» **WHAT THE EXERCISE ASKS**: Verbatim output of all the material below is required.

Collected data
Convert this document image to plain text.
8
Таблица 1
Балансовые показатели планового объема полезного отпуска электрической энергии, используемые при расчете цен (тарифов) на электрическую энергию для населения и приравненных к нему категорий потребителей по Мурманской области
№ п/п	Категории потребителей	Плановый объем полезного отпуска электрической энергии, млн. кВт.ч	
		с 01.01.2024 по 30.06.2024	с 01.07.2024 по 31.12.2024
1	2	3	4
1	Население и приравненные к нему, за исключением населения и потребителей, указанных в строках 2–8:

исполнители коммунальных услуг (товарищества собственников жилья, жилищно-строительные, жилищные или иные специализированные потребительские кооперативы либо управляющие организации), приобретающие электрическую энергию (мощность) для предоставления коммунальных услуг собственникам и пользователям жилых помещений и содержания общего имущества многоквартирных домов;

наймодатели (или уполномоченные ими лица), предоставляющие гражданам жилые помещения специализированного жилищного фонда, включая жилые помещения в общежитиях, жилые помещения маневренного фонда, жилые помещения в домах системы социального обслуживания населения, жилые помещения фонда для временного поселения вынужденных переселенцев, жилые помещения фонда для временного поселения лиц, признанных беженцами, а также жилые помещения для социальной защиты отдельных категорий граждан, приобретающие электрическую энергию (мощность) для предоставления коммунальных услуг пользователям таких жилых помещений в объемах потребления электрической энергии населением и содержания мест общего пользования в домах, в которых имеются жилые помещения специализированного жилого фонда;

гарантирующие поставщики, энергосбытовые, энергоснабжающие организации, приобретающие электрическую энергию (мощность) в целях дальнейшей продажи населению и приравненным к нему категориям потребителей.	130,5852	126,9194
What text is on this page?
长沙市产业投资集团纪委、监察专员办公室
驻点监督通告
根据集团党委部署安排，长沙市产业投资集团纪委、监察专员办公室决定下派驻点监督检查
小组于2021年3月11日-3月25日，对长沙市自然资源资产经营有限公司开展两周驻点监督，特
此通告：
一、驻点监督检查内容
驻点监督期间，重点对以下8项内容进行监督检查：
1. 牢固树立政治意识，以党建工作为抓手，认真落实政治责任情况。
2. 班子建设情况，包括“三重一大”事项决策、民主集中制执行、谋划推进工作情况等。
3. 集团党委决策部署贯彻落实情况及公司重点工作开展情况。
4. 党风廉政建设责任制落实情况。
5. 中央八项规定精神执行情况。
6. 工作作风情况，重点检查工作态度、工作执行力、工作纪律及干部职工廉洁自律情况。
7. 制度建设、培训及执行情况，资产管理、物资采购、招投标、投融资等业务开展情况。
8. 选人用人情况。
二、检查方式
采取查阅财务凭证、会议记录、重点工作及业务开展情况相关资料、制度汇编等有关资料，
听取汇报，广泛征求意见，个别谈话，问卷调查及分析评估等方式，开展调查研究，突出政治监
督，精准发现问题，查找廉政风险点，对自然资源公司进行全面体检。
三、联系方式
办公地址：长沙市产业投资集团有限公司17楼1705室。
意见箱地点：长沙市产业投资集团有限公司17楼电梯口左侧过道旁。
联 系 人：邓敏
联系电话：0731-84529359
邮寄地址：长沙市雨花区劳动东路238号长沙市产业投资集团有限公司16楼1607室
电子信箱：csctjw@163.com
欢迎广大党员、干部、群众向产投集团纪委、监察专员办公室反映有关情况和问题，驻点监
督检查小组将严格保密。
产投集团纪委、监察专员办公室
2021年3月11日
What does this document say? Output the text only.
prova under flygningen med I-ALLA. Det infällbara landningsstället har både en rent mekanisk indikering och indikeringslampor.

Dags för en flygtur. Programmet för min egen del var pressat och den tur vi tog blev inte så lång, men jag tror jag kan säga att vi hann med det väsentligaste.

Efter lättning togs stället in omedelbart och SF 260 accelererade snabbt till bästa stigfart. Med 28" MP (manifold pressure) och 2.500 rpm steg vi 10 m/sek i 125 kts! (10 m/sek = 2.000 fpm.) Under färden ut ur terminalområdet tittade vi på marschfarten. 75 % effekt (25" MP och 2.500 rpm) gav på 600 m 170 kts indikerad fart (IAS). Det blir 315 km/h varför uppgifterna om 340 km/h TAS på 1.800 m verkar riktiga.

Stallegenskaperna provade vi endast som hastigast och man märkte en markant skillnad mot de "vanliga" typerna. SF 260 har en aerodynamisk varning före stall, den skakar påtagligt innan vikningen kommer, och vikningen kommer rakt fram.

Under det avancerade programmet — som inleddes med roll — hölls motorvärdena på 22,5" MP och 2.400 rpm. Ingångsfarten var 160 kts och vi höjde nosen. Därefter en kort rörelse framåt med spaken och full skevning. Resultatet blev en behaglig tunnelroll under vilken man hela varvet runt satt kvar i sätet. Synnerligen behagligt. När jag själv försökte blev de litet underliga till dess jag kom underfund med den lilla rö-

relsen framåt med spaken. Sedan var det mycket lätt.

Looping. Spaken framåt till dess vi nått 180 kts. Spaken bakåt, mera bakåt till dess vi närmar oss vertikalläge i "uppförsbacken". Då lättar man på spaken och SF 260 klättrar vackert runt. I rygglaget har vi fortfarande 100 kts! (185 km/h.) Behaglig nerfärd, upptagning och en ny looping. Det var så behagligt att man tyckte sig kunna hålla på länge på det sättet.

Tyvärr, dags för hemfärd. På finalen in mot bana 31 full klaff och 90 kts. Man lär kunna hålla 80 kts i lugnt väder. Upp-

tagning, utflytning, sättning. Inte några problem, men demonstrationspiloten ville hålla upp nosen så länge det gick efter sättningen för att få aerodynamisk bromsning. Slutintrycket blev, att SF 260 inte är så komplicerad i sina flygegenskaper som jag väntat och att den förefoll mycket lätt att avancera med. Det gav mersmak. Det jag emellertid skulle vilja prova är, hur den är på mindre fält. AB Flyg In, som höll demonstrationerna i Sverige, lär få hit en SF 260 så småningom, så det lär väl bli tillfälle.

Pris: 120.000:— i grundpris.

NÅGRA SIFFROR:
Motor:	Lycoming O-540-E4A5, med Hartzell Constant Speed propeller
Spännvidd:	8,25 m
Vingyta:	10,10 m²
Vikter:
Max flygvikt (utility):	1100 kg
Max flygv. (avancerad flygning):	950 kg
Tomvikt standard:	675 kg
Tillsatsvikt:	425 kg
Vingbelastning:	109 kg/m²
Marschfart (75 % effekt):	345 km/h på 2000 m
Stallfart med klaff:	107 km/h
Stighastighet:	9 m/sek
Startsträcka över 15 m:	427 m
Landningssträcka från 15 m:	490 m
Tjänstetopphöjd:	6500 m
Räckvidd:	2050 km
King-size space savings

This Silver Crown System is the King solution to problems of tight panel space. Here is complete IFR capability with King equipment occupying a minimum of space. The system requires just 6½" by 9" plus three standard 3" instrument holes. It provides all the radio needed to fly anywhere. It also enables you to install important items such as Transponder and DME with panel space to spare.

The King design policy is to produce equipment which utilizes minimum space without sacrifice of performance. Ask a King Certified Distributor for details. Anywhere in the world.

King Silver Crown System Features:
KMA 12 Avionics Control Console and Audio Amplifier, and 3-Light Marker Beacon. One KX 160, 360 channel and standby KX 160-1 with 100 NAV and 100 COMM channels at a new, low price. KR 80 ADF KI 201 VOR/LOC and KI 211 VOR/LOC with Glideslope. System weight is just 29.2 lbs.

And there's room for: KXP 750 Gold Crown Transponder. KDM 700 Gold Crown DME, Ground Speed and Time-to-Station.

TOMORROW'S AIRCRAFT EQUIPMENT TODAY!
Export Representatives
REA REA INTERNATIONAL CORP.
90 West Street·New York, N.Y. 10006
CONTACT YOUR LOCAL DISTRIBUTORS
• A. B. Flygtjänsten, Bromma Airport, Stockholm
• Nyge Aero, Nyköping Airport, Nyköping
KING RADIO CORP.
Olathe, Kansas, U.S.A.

» **REPLY**:
Convert this document image to plain text.
8
Таблица 1
Балансовые показатели планового объема полезного отпуска электрической энергии, используемые при расчете цен (тарифов) на электрическую энергию для населения и приравненных к нему категорий потребителей по Мурманской области
№ п/п	Категории потребителей	Плановый объем полезного отпуска электрической энергии, млн. кВт.ч	
		с 01.01.2024 по 30.06.2024	с 01.07.2024 по 31.12.2024
1	2	3	4
1	Население и приравненные к нему, за исключением населения и потребителей, указанных в строках 2–8:

исполнители коммунальных услуг (товарищества собственников жилья, жилищно-строительные, жилищные или иные специализированные потребительские кооперативы либо управляющие организации), приобретающие электрическую энергию (мощность) для предоставления коммунальных услуг собственникам и пользователям жилых помещений и содержания общего имущества многоквартирных домов;

наймодатели (или уполномоченные ими лица), предоставляющие гражданам жилые помещения специализированного жилищного фонда, включая жилые помещения в общежитиях, жилые помещения маневренного фонда, жилые помещения в домах системы социального обслуживания населения, жилые помещения фонда для временного поселения вынужденных переселенцев, жилые помещения фонда для временного поселения лиц, признанных беженцами, а также жилые помещения для социальной защиты отдельных категорий граждан, приобретающие электрическую энергию (мощность) для предоставления коммунальных услуг пользователям таких жилых помещений в объемах потребления электрической энергии населением и содержания мест общего пользования в домах, в которых имеются жилые помещения специализированного жилого фонда;

гарантирующие поставщики, энергосбытовые, энергоснабжающие организации, приобретающие электрическую энергию (мощность) в целях дальнейшей продажи населению и приравненным к нему категориям потребителей.	130,5852	126,9194
What text is on this page?
长沙市产业投资集团纪委、监察专员办公室
驻点监督通告
根据集团党委部署安排，长沙市产业投资集团纪委、监察专员办公室决定下派驻点监督检查
小组于2021年3月11日-3月25日，对长沙市自然资源资产经营有限公司开展两周驻点监督，特
此通告：
一、驻点监督检查内容
驻点监督期间，重点对以下8项内容进行监督检查：
1. 牢固树立政治意识，以党建工作为抓手，认真落实政治责任情况。
2. 班子建设情况，包括“三重一大”事项决策、民主集中制执行、谋划推进工作情况等。
3. 集团党委决策部署贯彻落实情况及公司重点工作开展情况。
4. 党风廉政建设责任制落实情况。
5. 中央八项规定精神执行情况。
6. 工作作风情况，重点检查工作态度、工作执行力、工作纪律及干部职工廉洁自律情况。
7. 制度建设、培训及执行情况，资产管理、物资采购、招投标、投融资等业务开展情况。
8. 选人用人情况。
二、检查方式
采取查阅财务凭证、会议记录、重点工作及业务开展情况相关资料、制度汇编等有关资料，
听取汇报，广泛征求意见，个别谈话，问卷调查及分析评估等方式，开展调查研究，突出政治监
督，精准发现问题，查找廉政风险点，对自然资源公司进行全面体检。
三、联系方式
办公地址：长沙市产业投资集团有限公司17楼1705室。
意见箱地点：长沙市产业投资集团有限公司17楼电梯口左侧过道旁。
联 系 人：邓敏
联系电话：0731-84529359
邮寄地址：长沙市雨花区劳动东路238号长沙市产业投资集团有限公司16楼1607室
电子信箱：csctjw@163.com
欢迎广大党员、干部、群众向产投集团纪委、监察专员办公室反映有关情况和问题，驻点监
督检查小组将严格保密。
产投集团纪委、监察专员办公室
2021年3月11日
What does this document say? Output the text only.
prova under flygningen med I-ALLA. Det infällbara landningsstället har både en rent mekanisk indikering och indikeringslampor.

Dags för en flygtur. Programmet för min egen del var pressat och den tur vi tog blev inte så lång, men jag tror jag kan säga att vi hann med det väsentligaste.

Efter lättning togs stället in omedelbart och SF 260 accelererade snabbt till bästa stigfart. Med 28" MP (manifold pressure) och 2.500 rpm steg vi 10 m/sek i 125 kts! (10 m/sek = 2.000 fpm.) Under färden ut ur terminalområdet tittade vi på marschfarten. 75 % effekt (25" MP och 2.500 rpm) gav på 600 m 170 kts indikerad fart (IAS). Det blir 315 km/h varför uppgifterna om 340 km/h TAS på 1.800 m verkar riktiga.

Stallegenskaperna provade vi endast som hastigast och man märkte en markant skillnad mot de "vanliga" typerna. SF 260 har en aerodynamisk varning före stall, den skakar påtagligt innan vikningen kommer, och vikningen kommer rakt fram.

Under det avancerade programmet — som inleddes med roll — hölls motorvärdena på 22,5" MP och 2.400 rpm. Ingångsfarten var 160 kts och vi höjde nosen. Därefter en kort rörelse framåt med spaken och full skevning. Resultatet blev en behaglig tunnelroll under vilken man hela varvet runt satt kvar i sätet. Synnerligen behagligt. När jag själv försökte blev de litet underliga till dess jag kom underfund med den lilla rö-

relsen framåt med spaken. Sedan var det mycket lätt.

Looping. Spaken framåt till dess vi nått 180 kts. Spaken bakåt, mera bakåt till dess vi närmar oss vertikalläge i "uppförsbacken". Då lättar man på spaken och SF 260 klättrar vackert runt. I rygglaget har vi fortfarande 100 kts! (185 km/h.) Behaglig nerfärd, upptagning och en ny looping. Det var så behagligt att man tyckte sig kunna hålla på länge på det sättet.

Tyvärr, dags för hemfärd. På finalen in mot bana 31 full klaff och 90 kts. Man lär kunna hålla 80 kts i lugnt väder. Upp-

tagning, utflytning, sättning. Inte några problem, men demonstrationspiloten ville hålla upp nosen så länge det gick efter sättningen för att få aerodynamisk bromsning. Slutintrycket blev, att SF 260 inte är så komplicerad i sina flygegenskaper som jag väntat och att den förefoll mycket lätt att avancera med. Det gav mersmak. Det jag emellertid skulle vilja prova är, hur den är på mindre fält. AB Flyg In, som höll demonstrationerna i Sverige, lär få hit en SF 260 så småningom, så det lär väl bli tillfälle.

Pris: 120.000:— i grundpris.

NÅGRA SIFFROR:
Motor:	Lycoming O-540-E4A5, med Hartzell Constant Speed propeller
Spännvidd:	8,25 m
Vingyta:	10,10 m²
Vikter:
Max flygvikt (utility):	1100 kg
Max flygv. (avancerad flygning):	950 kg
Tomvikt standard:	675 kg
Tillsatsvikt:	425 kg
Vingbelastning:	109 kg/m²
Marschfart (75 % effekt):	345 km/h på 2000 m
Stallfart med klaff:	107 km/h
Stighastighet:	9 m/sek
Startsträcka över 15 m:	427 m
Landningssträcka från 15 m:	490 m
Tjänstetopphöjd:	6500 m
Räckvidd:	2050 km
King-size space savings

This Silver Crown System is the King solution to problems of tight panel space. Here is complete IFR capability with King equipment occupying a minimum of space. The system requires just 6½" by 9" plus three standard 3" instrument holes. It provides all the radio needed to fly anywhere. It also enables you to install important items such as Transponder and DME with panel space to spare.

The King design policy is to produce equipment which utilizes minimum space without sacrifice of performance. Ask a King Certified Distributor for details. Anywhere in the world.

King Silver Crown System Features:
KMA 12 Avionics Control Console and Audio Amplifier, and 3-Light Marker Beacon. One KX 160, 360 channel and standby KX 160-1 with 100 NAV and 100 COMM channels at a new, low price. KR 80 ADF KI 201 VOR/LOC and KI 211 VOR/LOC with Glideslope. System weight is just 29.2 lbs.

And there's room for: KXP 750 Gold Crown Transponder. KDM 700 Gold Crown DME, Ground Speed and Time-to-Station.

TOMORROW'S AIRCRAFT EQUIPMENT TODAY!
Export Representatives
REA REA INTERNATIONAL CORP.
90 West Street·New York, N.Y. 10006
CONTACT YOUR LOCAL DISTRIBUTORS
• A. B. Flygtjänsten, Bromma Airport, Stockholm
• Nyge Aero, Nyköping Airport, Nyköping
KING RADIO CORP.
Olathe, Kansas, U.S.A.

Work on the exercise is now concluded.